**** DATA IN THIS EXERCISE ****

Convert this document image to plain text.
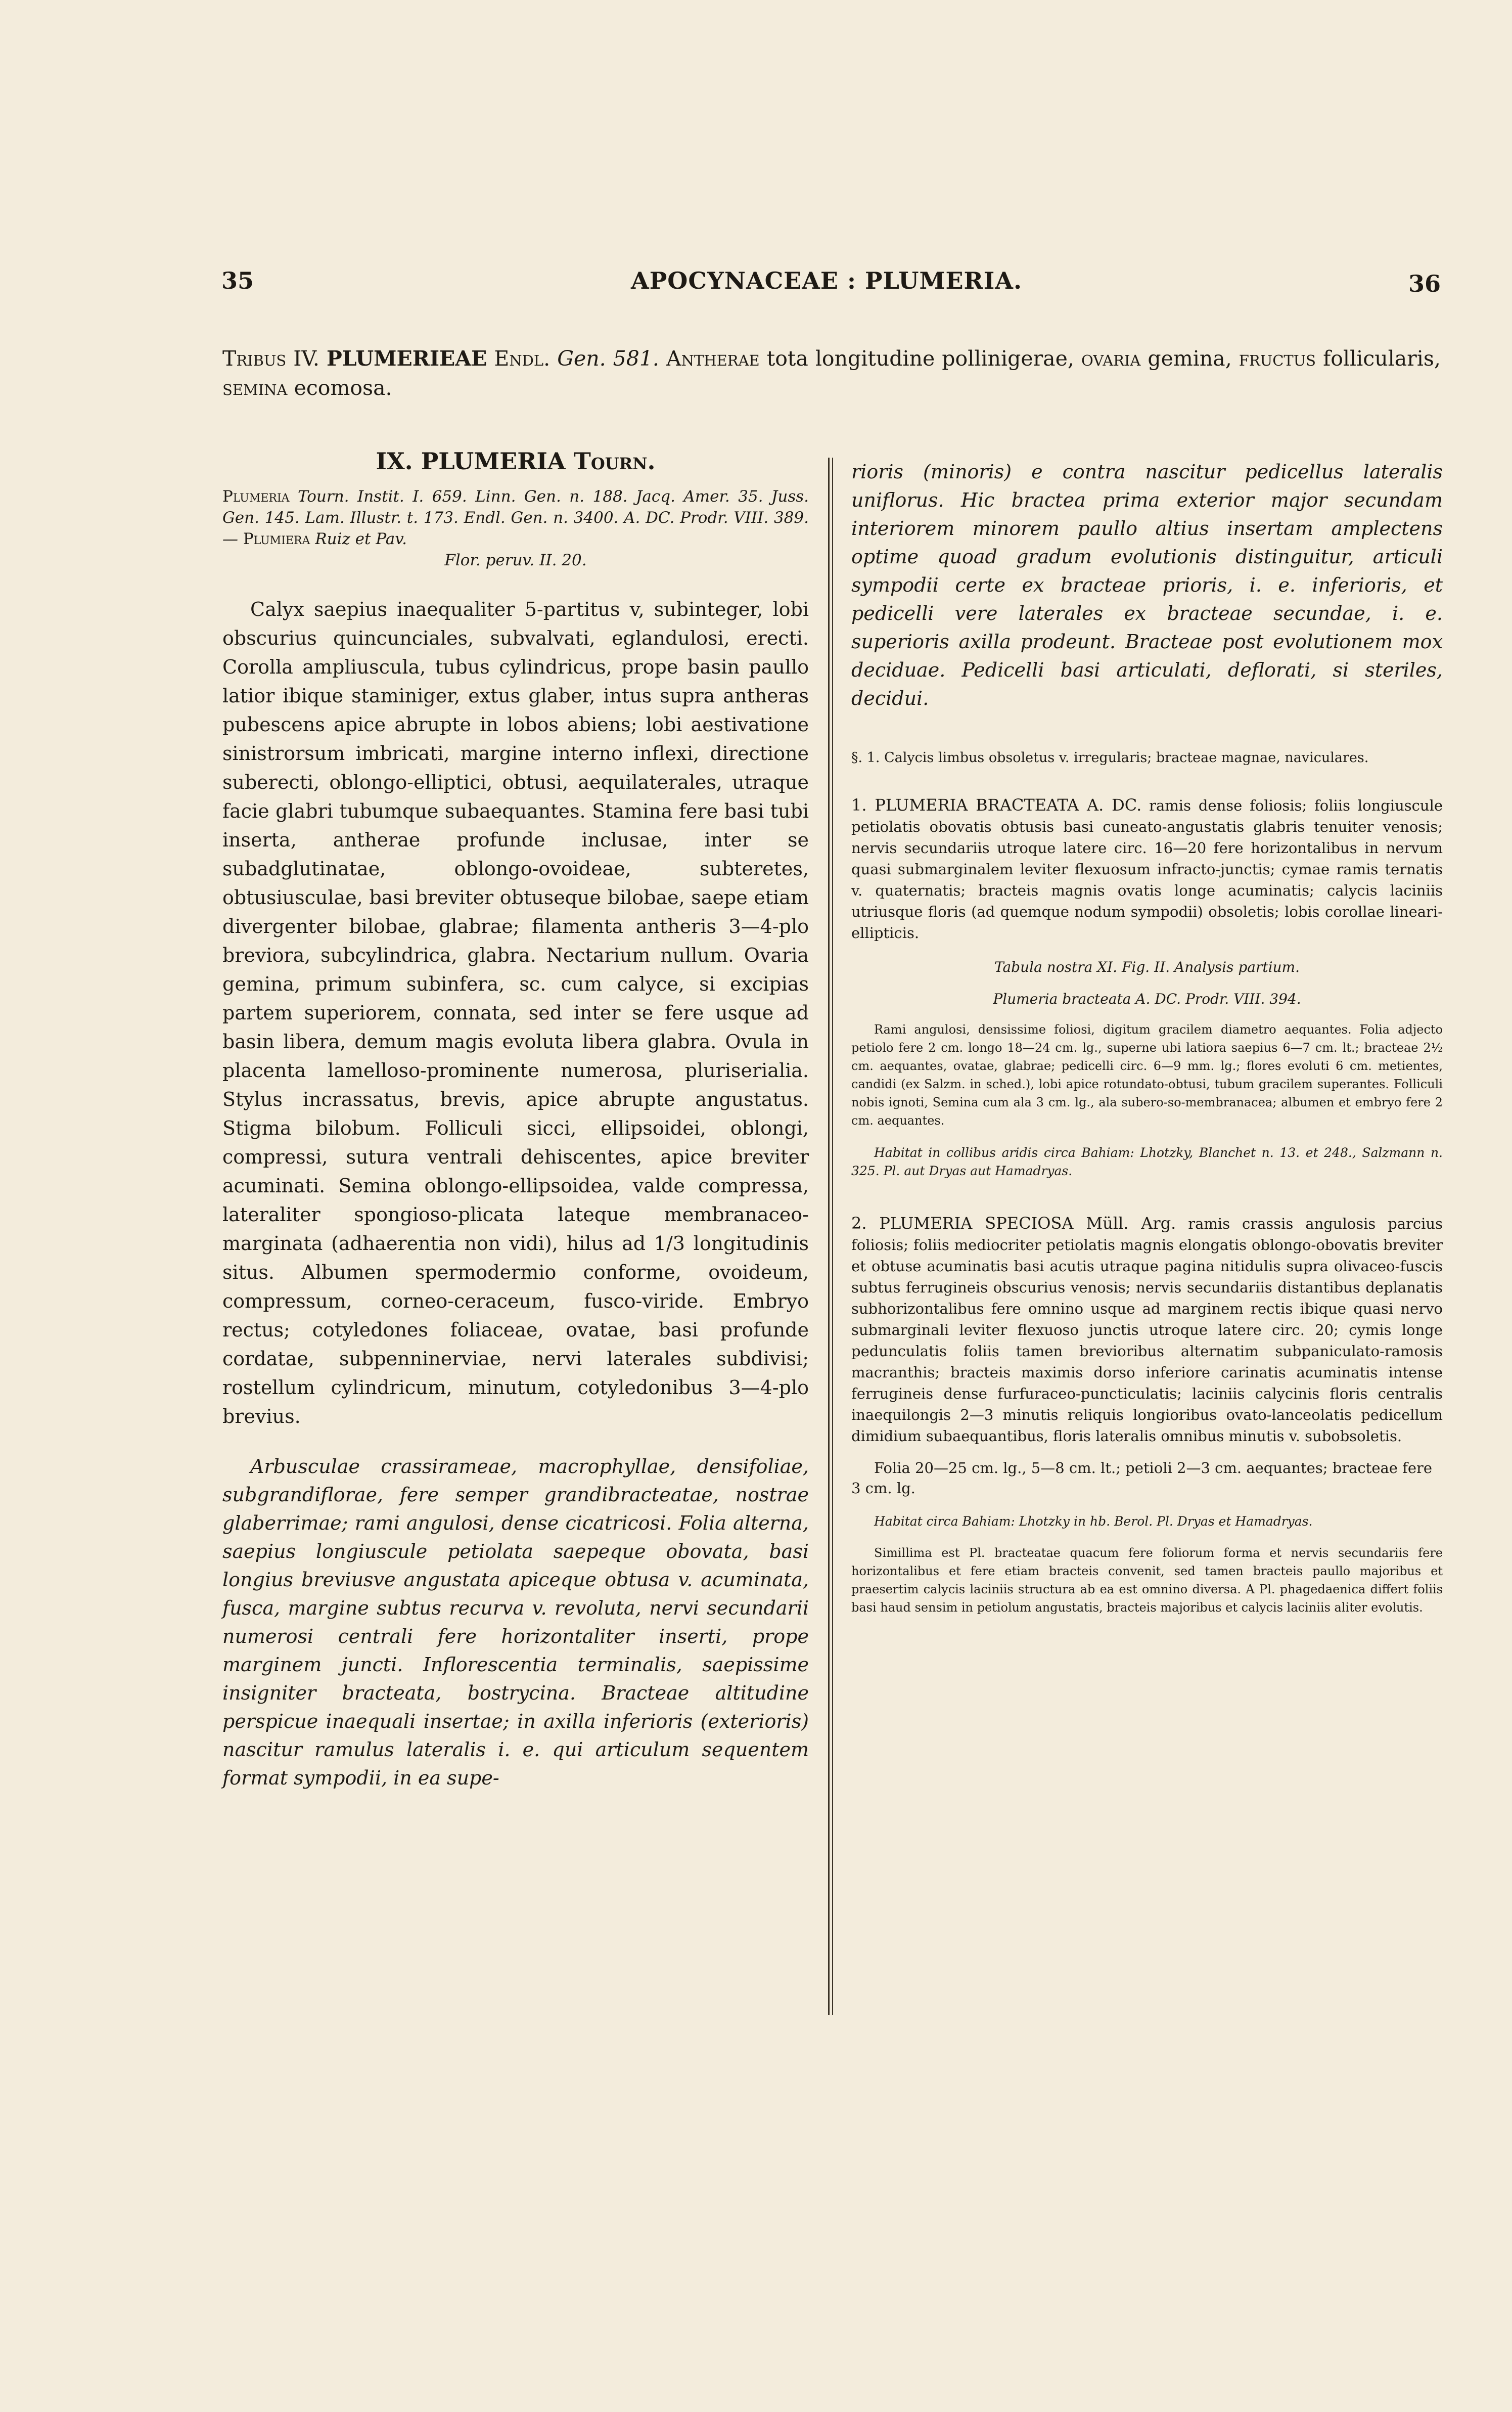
35	APOCYNACEAE : PLUMERIA.	36
Tribus IV. PLUMERIEAE Endl. Gen. 581. Antherae tota longitudine pollinigerae, ovaria gemina, fructus follicularis, semina ecomosa.
IX. PLUMERIA Tourn.
Plumeria Tourn. Instit. I. 659. Linn. Gen. n. 188. Jacq. Amer. 35. Juss. Gen. 145. Lam. Illustr. t. 173. Endl. Gen. n. 3400. A. DC. Prodr. VIII. 389. — Plumiera Ruiz et Pav.
Flor. peruv. II. 20.

Calyx saepius inaequaliter 5-partitus v, subinteger, lobi obscurius quincunciales, subvalvati, eglandulosi, erecti. Corolla ampliuscula, tubus cylindricus, prope basin paullo latior ibique staminiger, extus glaber, intus supra antheras pubescens apice abrupte in lobos abiens; lobi aestivatione sinistrorsum imbricati, margine interno inflexi, directione suberecti, oblongo-elliptici, obtusi, aequilaterales, utraque facie glabri tubumque subaequantes. Stamina fere basi tubi inserta, antherae profunde inclusae, inter se subadglutinatae, oblongo-ovoideae, subteretes, obtusiusculae, basi breviter obtuseque bilobae, saepe etiam divergenter bilobae, glabrae; filamenta antheris 3—4-plo breviora, subcylindrica, glabra. Nectarium nullum. Ovaria gemina, primum subinfera, sc. cum calyce, si excipias partem superiorem, connata, sed inter se fere usque ad basin libera, demum magis evoluta libera glabra. Ovula in placenta lamelloso-prominente numerosa, pluriserialia. Stylus incrassatus, brevis, apice abrupte angustatus. Stigma bilobum. Folliculi sicci, ellipsoidei, oblongi, compressi, sutura ventrali dehiscentes, apice breviter acuminati. Semina oblongo-ellipsoidea, valde compressa, lateraliter spongioso-plicata lateque membranaceo-marginata (adhaerentia non vidi), hilus ad 1/3 longitudinis situs. Albumen spermodermio conforme, ovoideum, compressum, corneo-ceraceum, fusco-viride. Embryo rectus; cotyledones foliaceae, ovatae, basi profunde cordatae, subpenninerviae, nervi laterales subdivisi; rostellum cylindricum, minutum, cotyledonibus 3—4-plo brevius.

Arbusculae crassirameae, macrophyllae, densifoliae, subgrandiflorae, fere semper grandibracteatae, nostrae glaberrimae; rami angulosi, dense cicatricosi. Folia alterna, saepius longiuscule petiolata saepeque obovata, basi longius breviusve angustata apiceque obtusa v. acuminata, fusca, margine subtus recurva v. revoluta, nervi secundarii numerosi centrali fere horizontaliter inserti, prope marginem juncti. Inflorescentia terminalis, saepissime insigniter bracteata, bostrycina. Bracteae altitudine perspicue inaequali insertae; in axilla inferioris (exterioris) nascitur ramulus lateralis i. e. qui articulum sequentem format sympodii, in ea supe-

rioris (minoris) e contra nascitur pedicellus lateralis uniflorus. Hic bractea prima exterior major secundam interiorem minorem paullo altius insertam amplectens optime quoad gradum evolutionis distinguitur, articuli sympodii certe ex bracteae prioris, i. e. inferioris, et pedicelli vere laterales ex bracteae secundae, i. e. superioris axilla prodeunt. Bracteae post evolutionem mox deciduae. Pedicelli basi articulati, deflorati, si steriles, decidui.

§. 1. Calycis limbus obsoletus v. irregularis; bracteae magnae, naviculares.

1. PLUMERIA BRACTEATA A. DC. ramis dense foliosis; foliis longiuscule petiolatis obovatis obtusis basi cuneato-angustatis glabris tenuiter venosis; nervis secundariis utroque latere circ. 16—20 fere horizontalibus in nervum quasi submarginalem leviter flexuosum infracto-junctis; cymae ramis ternatis v. quaternatis; bracteis magnis ovatis longe acuminatis; calycis laciniis utriusque floris (ad quemque nodum sympodii) obsoletis; lobis corollae lineari-ellipticis.

Tabula nostra XI. Fig. II. Analysis partium.

Plumeria bracteata A. DC. Prodr. VIII. 394.

Rami angulosi, densissime foliosi, digitum gracilem diametro aequantes. Folia adjecto petiolo fere 2 cm. longo 18—24 cm. lg., superne ubi latiora saepius 6—7 cm. lt.; bracteae 2½ cm. aequantes, ovatae, glabrae; pedicelli circ. 6—9 mm. lg.; flores evoluti 6 cm. metientes, candidi (ex Salzm. in sched.), lobi apice rotundato-obtusi, tubum gracilem superantes. Folliculi nobis ignoti, Semina cum ala 3 cm. lg., ala subero-so-membranacea; albumen et embryo fere 2 cm. aequantes.

Habitat in collibus aridis circa Bahiam: Lhotzky, Blanchet n. 13. et 248., Salzmann n. 325. Pl. aut Dryas aut Hamadryas.

2. PLUMERIA SPECIOSA Müll. Arg. ramis crassis angulosis parcius foliosis; foliis mediocriter petiolatis magnis elongatis oblongo-obovatis breviter et obtuse acuminatis basi acutis utraque pagina nitidulis supra olivaceo-fuscis subtus ferrugineis obscurius venosis; nervis secundariis distantibus deplanatis subhorizontalibus fere omnino usque ad marginem rectis ibique quasi nervo submarginali leviter flexuoso junctis utroque latere circ. 20; cymis longe pedunculatis foliis tamen brevioribus alternatim subpaniculato-ramosis macranthis; bracteis maximis dorso inferiore carinatis acuminatis intense ferrugineis dense furfuraceo-puncticulatis; laciniis calycinis floris centralis inaequilongis 2—3 minutis reliquis longioribus ovato-lanceolatis pedicellum dimidium subaequantibus, floris lateralis omnibus minutis v. subobsoletis.

Folia 20—25 cm. lg., 5—8 cm. lt.; petioli 2—3 cm. aequantes; bracteae fere 3 cm. lg.

Habitat circa Bahiam: Lhotzky in hb. Berol. Pl. Dryas et Hamadryas.

Simillima est Pl. bracteatae quacum fere foliorum forma et nervis secundariis fere horizontalibus et fere etiam bracteis convenit, sed tamen bracteis paullo majoribus et praesertim calycis laciniis structura ab ea est omnino diversa. A Pl. phagedaenica differt foliis basi haud sensim in petiolum angustatis, bracteis majoribus et calycis laciniis aliter evolutis.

****

WORK TO DO
Only the number is wanted: how many lines in the entries above contain the string "pedicelli"?

RESULT
2